* [What is required]: Images do not belong in the copy. Retype all the entries below exactly.

* [Data listing]:

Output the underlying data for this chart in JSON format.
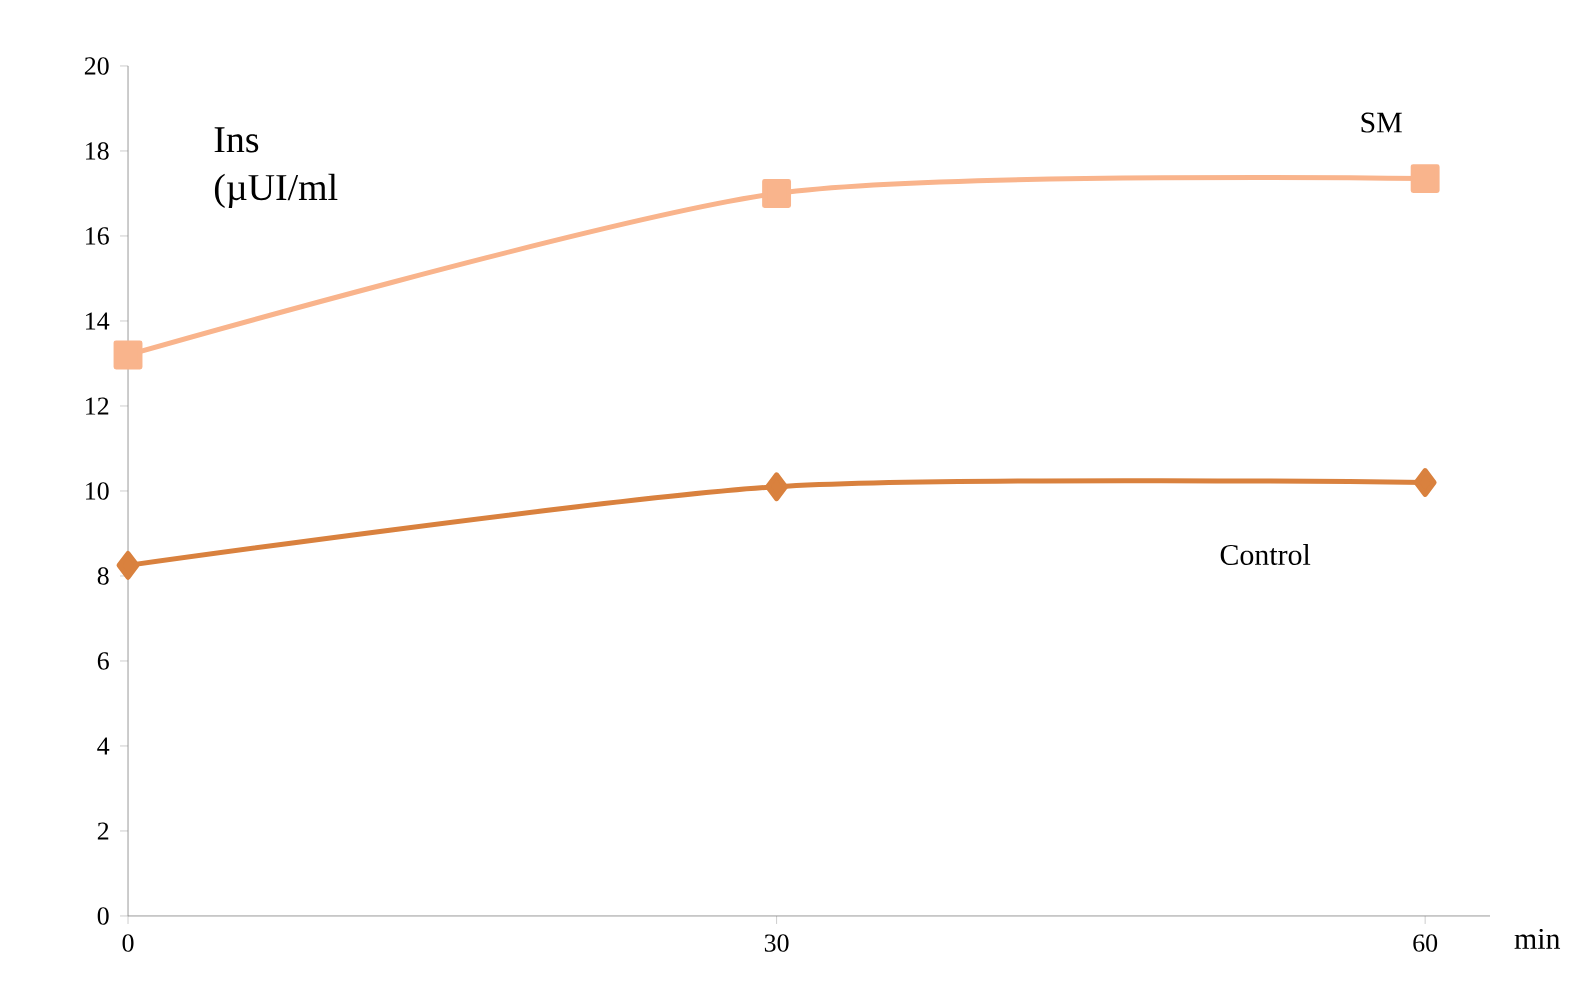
{
  "chart_data": {
    "type": "line",
    "ylabel": "Ins (µUI/ml",
    "xlabel": "min",
    "x": [
      0,
      30,
      60
    ],
    "series": [
      {
        "name": "SM",
        "color": "#f9b48c",
        "values": [
          13.2,
          17.0,
          17.35
        ],
        "marker": "square"
      },
      {
        "name": "Control",
        "color": "#d9813e",
        "values": [
          8.25,
          10.1,
          10.2
        ],
        "marker": "diamond"
      }
    ],
    "xlim": [
      0,
      63
    ],
    "xticks": [
      0,
      30,
      60
    ],
    "ylim": [
      0,
      20
    ],
    "yticks": [
      0,
      2,
      4,
      6,
      8,
      10,
      12,
      14,
      16,
      18,
      20
    ],
    "grid": false,
    "line_style": "solid"
  }
}
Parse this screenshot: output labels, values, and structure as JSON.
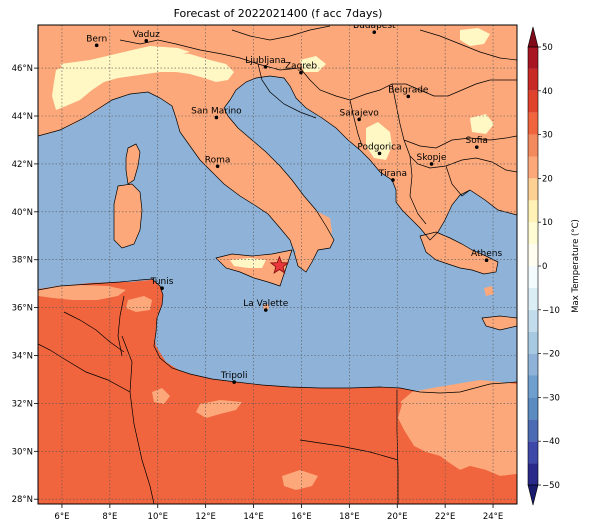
{
  "title": "Forecast of 2022021400 (f acc 7days)",
  "map": {
    "lon_range": [
      5,
      25
    ],
    "lat_range": [
      27.8,
      47.8
    ],
    "lon_ticks": [
      {
        "value": 6,
        "label": "6°E"
      },
      {
        "value": 8,
        "label": "8°E"
      },
      {
        "value": 10,
        "label": "10°E"
      },
      {
        "value": 12,
        "label": "12°E"
      },
      {
        "value": 14,
        "label": "14°E"
      },
      {
        "value": 16,
        "label": "16°E"
      },
      {
        "value": 18,
        "label": "18°E"
      },
      {
        "value": 20,
        "label": "20°E"
      },
      {
        "value": 22,
        "label": "22°E"
      },
      {
        "value": 24,
        "label": "24°E"
      }
    ],
    "lat_ticks": [
      {
        "value": 28,
        "label": "28°N"
      },
      {
        "value": 30,
        "label": "30°N"
      },
      {
        "value": 32,
        "label": "32°N"
      },
      {
        "value": 34,
        "label": "34°N"
      },
      {
        "value": 36,
        "label": "36°N"
      },
      {
        "value": 38,
        "label": "38°N"
      },
      {
        "value": 40,
        "label": "40°N"
      },
      {
        "value": 42,
        "label": "42°N"
      },
      {
        "value": 44,
        "label": "44°N"
      },
      {
        "value": 46,
        "label": "46°N"
      }
    ],
    "grid": true,
    "colors": {
      "sea": "#8fb3d8",
      "land_warm": "#fca87a",
      "land_hot": "#f0653e",
      "land_mild": "#fff7c4",
      "star": "#e8363a"
    },
    "cities": [
      {
        "name": "Bern",
        "lon": 7.45,
        "lat": 46.95
      },
      {
        "name": "Vaduz",
        "lon": 9.52,
        "lat": 47.14
      },
      {
        "name": "Budapest",
        "lon": 19.04,
        "lat": 47.5
      },
      {
        "name": "Ljubljana",
        "lon": 14.5,
        "lat": 46.05
      },
      {
        "name": "Zagreb",
        "lon": 15.98,
        "lat": 45.81
      },
      {
        "name": "Belgrade",
        "lon": 20.46,
        "lat": 44.82
      },
      {
        "name": "San Marino",
        "lon": 12.45,
        "lat": 43.94
      },
      {
        "name": "Sarajevo",
        "lon": 18.41,
        "lat": 43.86
      },
      {
        "name": "Sofia",
        "lon": 23.32,
        "lat": 42.7
      },
      {
        "name": "Podgorica",
        "lon": 19.26,
        "lat": 42.44
      },
      {
        "name": "Skopje",
        "lon": 21.43,
        "lat": 42.0
      },
      {
        "name": "Roma",
        "lon": 12.5,
        "lat": 41.9
      },
      {
        "name": "Tirana",
        "lon": 19.82,
        "lat": 41.33
      },
      {
        "name": "Athens",
        "lon": 23.73,
        "lat": 37.98
      },
      {
        "name": "Tunis",
        "lon": 10.18,
        "lat": 36.81
      },
      {
        "name": "La Valette",
        "lon": 14.51,
        "lat": 35.9
      },
      {
        "name": "Tripoli",
        "lon": 13.19,
        "lat": 32.89
      }
    ],
    "marker": {
      "lon": 15.08,
      "lat": 37.75
    }
  },
  "colorbar": {
    "label": "Max Temperature (°C)",
    "ticks": [
      50,
      40,
      30,
      20,
      10,
      0,
      -10,
      -20,
      -30,
      -40,
      -50
    ],
    "levels": [
      -50,
      -45,
      -40,
      -35,
      -30,
      -25,
      -20,
      -15,
      -10,
      -5,
      0,
      5,
      10,
      15,
      20,
      25,
      30,
      35,
      40,
      45,
      50
    ],
    "colors": [
      "#2a2a8a",
      "#3e48a8",
      "#4b6cb4",
      "#5a8cc2",
      "#6e9fce",
      "#8fb3d8",
      "#a7cae2",
      "#c2dcec",
      "#dbeef6",
      "#f3fbfc",
      "#fefdf0",
      "#fffbd2",
      "#fff2b4",
      "#fdd093",
      "#fca87a",
      "#f28a5e",
      "#f0653e",
      "#e0432c",
      "#c82a26",
      "#a81624"
    ],
    "under_color": "#1a1a6e",
    "over_color": "#800a1a"
  }
}
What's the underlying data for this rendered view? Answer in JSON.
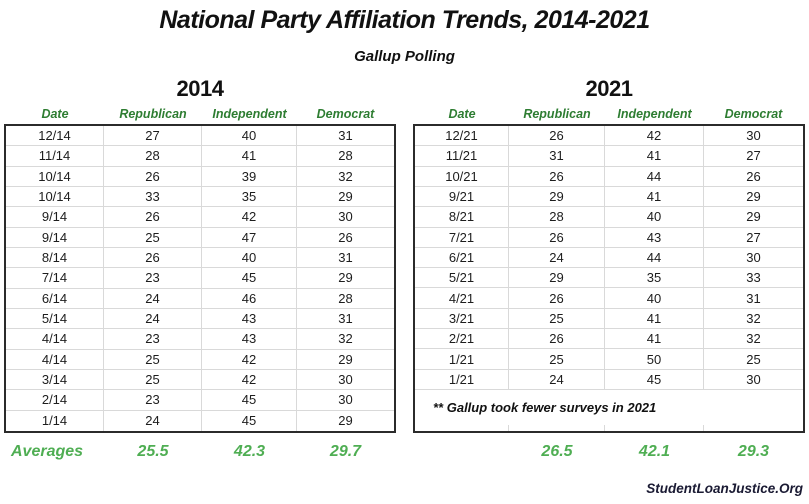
{
  "title": "National Party Affiliation Trends, 2014-2021",
  "subtitle": "Gallup Polling",
  "averages_label": "Averages",
  "footer": "StudentLoanJustice.Org",
  "colors": {
    "column_header_green": "#2e7d32",
    "averages_green": "#4fae53",
    "outer_border": "#2b2b2b",
    "gridline": "#d9d9d9",
    "footer_text": "#1a1a33"
  },
  "chart_data": [
    {
      "type": "table",
      "year": "2014",
      "columns": [
        "Date",
        "Republican",
        "Independent",
        "Democrat"
      ],
      "rows": [
        [
          "12/14",
          27,
          40,
          31
        ],
        [
          "11/14",
          28,
          41,
          28
        ],
        [
          "10/14",
          26,
          39,
          32
        ],
        [
          "10/14",
          33,
          35,
          29
        ],
        [
          "9/14",
          26,
          42,
          30
        ],
        [
          "9/14",
          25,
          47,
          26
        ],
        [
          "8/14",
          26,
          40,
          31
        ],
        [
          "7/14",
          23,
          45,
          29
        ],
        [
          "6/14",
          24,
          46,
          28
        ],
        [
          "5/14",
          24,
          43,
          31
        ],
        [
          "4/14",
          23,
          43,
          32
        ],
        [
          "4/14",
          25,
          42,
          29
        ],
        [
          "3/14",
          25,
          42,
          30
        ],
        [
          "2/14",
          23,
          45,
          30
        ],
        [
          "1/14",
          24,
          45,
          29
        ]
      ],
      "averages": [
        "25.5",
        "42.3",
        "29.7"
      ]
    },
    {
      "type": "table",
      "year": "2021",
      "columns": [
        "Date",
        "Republican",
        "Independent",
        "Democrat"
      ],
      "rows": [
        [
          "12/21",
          26,
          42,
          30
        ],
        [
          "11/21",
          31,
          41,
          27
        ],
        [
          "10/21",
          26,
          44,
          26
        ],
        [
          "9/21",
          29,
          41,
          29
        ],
        [
          "8/21",
          28,
          40,
          29
        ],
        [
          "7/21",
          26,
          43,
          27
        ],
        [
          "6/21",
          24,
          44,
          30
        ],
        [
          "5/21",
          29,
          35,
          33
        ],
        [
          "4/21",
          26,
          40,
          31
        ],
        [
          "3/21",
          25,
          41,
          32
        ],
        [
          "2/21",
          26,
          41,
          32
        ],
        [
          "1/21",
          25,
          50,
          25
        ],
        [
          "1/21",
          24,
          45,
          30
        ]
      ],
      "note": "** Gallup took fewer surveys in 2021",
      "averages": [
        "26.5",
        "42.1",
        "29.3"
      ]
    }
  ]
}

* [Expected output]:
Output the underlying data for this chart in JSON format.
{
  "chart_data": {
    "type": "line",
    "ylabel": "Ins (µUI/ml",
    "xlabel": "min",
    "x": [
      0,
      30,
      60
    ],
    "series": [
      {
        "name": "SM",
        "color": "#f9b48c",
        "values": [
          13.2,
          17.0,
          17.35
        ],
        "marker": "square"
      },
      {
        "name": "Control",
        "color": "#d9813e",
        "values": [
          8.25,
          10.1,
          10.2
        ],
        "marker": "diamond"
      }
    ],
    "xlim": [
      0,
      63
    ],
    "xticks": [
      0,
      30,
      60
    ],
    "ylim": [
      0,
      20
    ],
    "yticks": [
      0,
      2,
      4,
      6,
      8,
      10,
      12,
      14,
      16,
      18,
      20
    ],
    "grid": false,
    "line_style": "solid"
  }
}
Parse this screenshot: output labels, values, and structure as JSON.
{
  "title": "Forecast of 2022021400 (f acc 7days)",
  "map": {
    "lon_range": [
      5,
      25
    ],
    "lat_range": [
      27.8,
      47.8
    ],
    "lon_ticks": [
      {
        "value": 6,
        "label": "6°E"
      },
      {
        "value": 8,
        "label": "8°E"
      },
      {
        "value": 10,
        "label": "10°E"
      },
      {
        "value": 12,
        "label": "12°E"
      },
      {
        "value": 14,
        "label": "14°E"
      },
      {
        "value": 16,
        "label": "16°E"
      },
      {
        "value": 18,
        "label": "18°E"
      },
      {
        "value": 20,
        "label": "20°E"
      },
      {
        "value": 22,
        "label": "22°E"
      },
      {
        "value": 24,
        "label": "24°E"
      }
    ],
    "lat_ticks": [
      {
        "value": 28,
        "label": "28°N"
      },
      {
        "value": 30,
        "label": "30°N"
      },
      {
        "value": 32,
        "label": "32°N"
      },
      {
        "value": 34,
        "label": "34°N"
      },
      {
        "value": 36,
        "label": "36°N"
      },
      {
        "value": 38,
        "label": "38°N"
      },
      {
        "value": 40,
        "label": "40°N"
      },
      {
        "value": 42,
        "label": "42°N"
      },
      {
        "value": 44,
        "label": "44°N"
      },
      {
        "value": 46,
        "label": "46°N"
      }
    ],
    "grid": true,
    "colors": {
      "sea": "#8fb3d8",
      "land_warm": "#fca87a",
      "land_hot": "#f0653e",
      "land_mild": "#fff7c4",
      "star": "#e8363a"
    },
    "cities": [
      {
        "name": "Bern",
        "lon": 7.45,
        "lat": 46.95
      },
      {
        "name": "Vaduz",
        "lon": 9.52,
        "lat": 47.14
      },
      {
        "name": "Budapest",
        "lon": 19.04,
        "lat": 47.5
      },
      {
        "name": "Ljubljana",
        "lon": 14.5,
        "lat": 46.05
      },
      {
        "name": "Zagreb",
        "lon": 15.98,
        "lat": 45.81
      },
      {
        "name": "Belgrade",
        "lon": 20.46,
        "lat": 44.82
      },
      {
        "name": "San Marino",
        "lon": 12.45,
        "lat": 43.94
      },
      {
        "name": "Sarajevo",
        "lon": 18.41,
        "lat": 43.86
      },
      {
        "name": "Sofia",
        "lon": 23.32,
        "lat": 42.7
      },
      {
        "name": "Podgorica",
        "lon": 19.26,
        "lat": 42.44
      },
      {
        "name": "Skopje",
        "lon": 21.43,
        "lat": 42.0
      },
      {
        "name": "Roma",
        "lon": 12.5,
        "lat": 41.9
      },
      {
        "name": "Tirana",
        "lon": 19.82,
        "lat": 41.33
      },
      {
        "name": "Athens",
        "lon": 23.73,
        "lat": 37.98
      },
      {
        "name": "Tunis",
        "lon": 10.18,
        "lat": 36.81
      },
      {
        "name": "La Valette",
        "lon": 14.51,
        "lat": 35.9
      },
      {
        "name": "Tripoli",
        "lon": 13.19,
        "lat": 32.89
      }
    ],
    "marker": {
      "lon": 15.08,
      "lat": 37.75
    }
  },
  "colorbar": {
    "label": "Max Temperature (°C)",
    "ticks": [
      50,
      40,
      30,
      20,
      10,
      0,
      -10,
      -20,
      -30,
      -40,
      -50
    ],
    "levels": [
      -50,
      -45,
      -40,
      -35,
      -30,
      -25,
      -20,
      -15,
      -10,
      -5,
      0,
      5,
      10,
      15,
      20,
      25,
      30,
      35,
      40,
      45,
      50
    ],
    "colors": [
      "#2a2a8a",
      "#3e48a8",
      "#4b6cb4",
      "#5a8cc2",
      "#6e9fce",
      "#8fb3d8",
      "#a7cae2",
      "#c2dcec",
      "#dbeef6",
      "#f3fbfc",
      "#fefdf0",
      "#fffbd2",
      "#fff2b4",
      "#fdd093",
      "#fca87a",
      "#f28a5e",
      "#f0653e",
      "#e0432c",
      "#c82a26",
      "#a81624"
    ],
    "under_color": "#1a1a6e",
    "over_color": "#800a1a"
  }
}
What's the underlying data for this rendered view? Answer in JSON.
{
  "title": "National Party Affiliation Trends, 2014-2021",
  "subtitle": "Gallup Polling",
  "averages_label": "Averages",
  "footer": "StudentLoanJustice.Org",
  "colors": {
    "column_header_green": "#2e7d32",
    "averages_green": "#4fae53",
    "outer_border": "#2b2b2b",
    "gridline": "#d9d9d9",
    "footer_text": "#1a1a33"
  },
  "chart_data": [
    {
      "type": "table",
      "year": "2014",
      "columns": [
        "Date",
        "Republican",
        "Independent",
        "Democrat"
      ],
      "rows": [
        [
          "12/14",
          27,
          40,
          31
        ],
        [
          "11/14",
          28,
          41,
          28
        ],
        [
          "10/14",
          26,
          39,
          32
        ],
        [
          "10/14",
          33,
          35,
          29
        ],
        [
          "9/14",
          26,
          42,
          30
        ],
        [
          "9/14",
          25,
          47,
          26
        ],
        [
          "8/14",
          26,
          40,
          31
        ],
        [
          "7/14",
          23,
          45,
          29
        ],
        [
          "6/14",
          24,
          46,
          28
        ],
        [
          "5/14",
          24,
          43,
          31
        ],
        [
          "4/14",
          23,
          43,
          32
        ],
        [
          "4/14",
          25,
          42,
          29
        ],
        [
          "3/14",
          25,
          42,
          30
        ],
        [
          "2/14",
          23,
          45,
          30
        ],
        [
          "1/14",
          24,
          45,
          29
        ]
      ],
      "averages": [
        "25.5",
        "42.3",
        "29.7"
      ]
    },
    {
      "type": "table",
      "year": "2021",
      "columns": [
        "Date",
        "Republican",
        "Independent",
        "Democrat"
      ],
      "rows": [
        [
          "12/21",
          26,
          42,
          30
        ],
        [
          "11/21",
          31,
          41,
          27
        ],
        [
          "10/21",
          26,
          44,
          26
        ],
        [
          "9/21",
          29,
          41,
          29
        ],
        [
          "8/21",
          28,
          40,
          29
        ],
        [
          "7/21",
          26,
          43,
          27
        ],
        [
          "6/21",
          24,
          44,
          30
        ],
        [
          "5/21",
          29,
          35,
          33
        ],
        [
          "4/21",
          26,
          40,
          31
        ],
        [
          "3/21",
          25,
          41,
          32
        ],
        [
          "2/21",
          26,
          41,
          32
        ],
        [
          "1/21",
          25,
          50,
          25
        ],
        [
          "1/21",
          24,
          45,
          30
        ]
      ],
      "note": "** Gallup took fewer surveys in 2021",
      "averages": [
        "26.5",
        "42.1",
        "29.3"
      ]
    }
  ]
}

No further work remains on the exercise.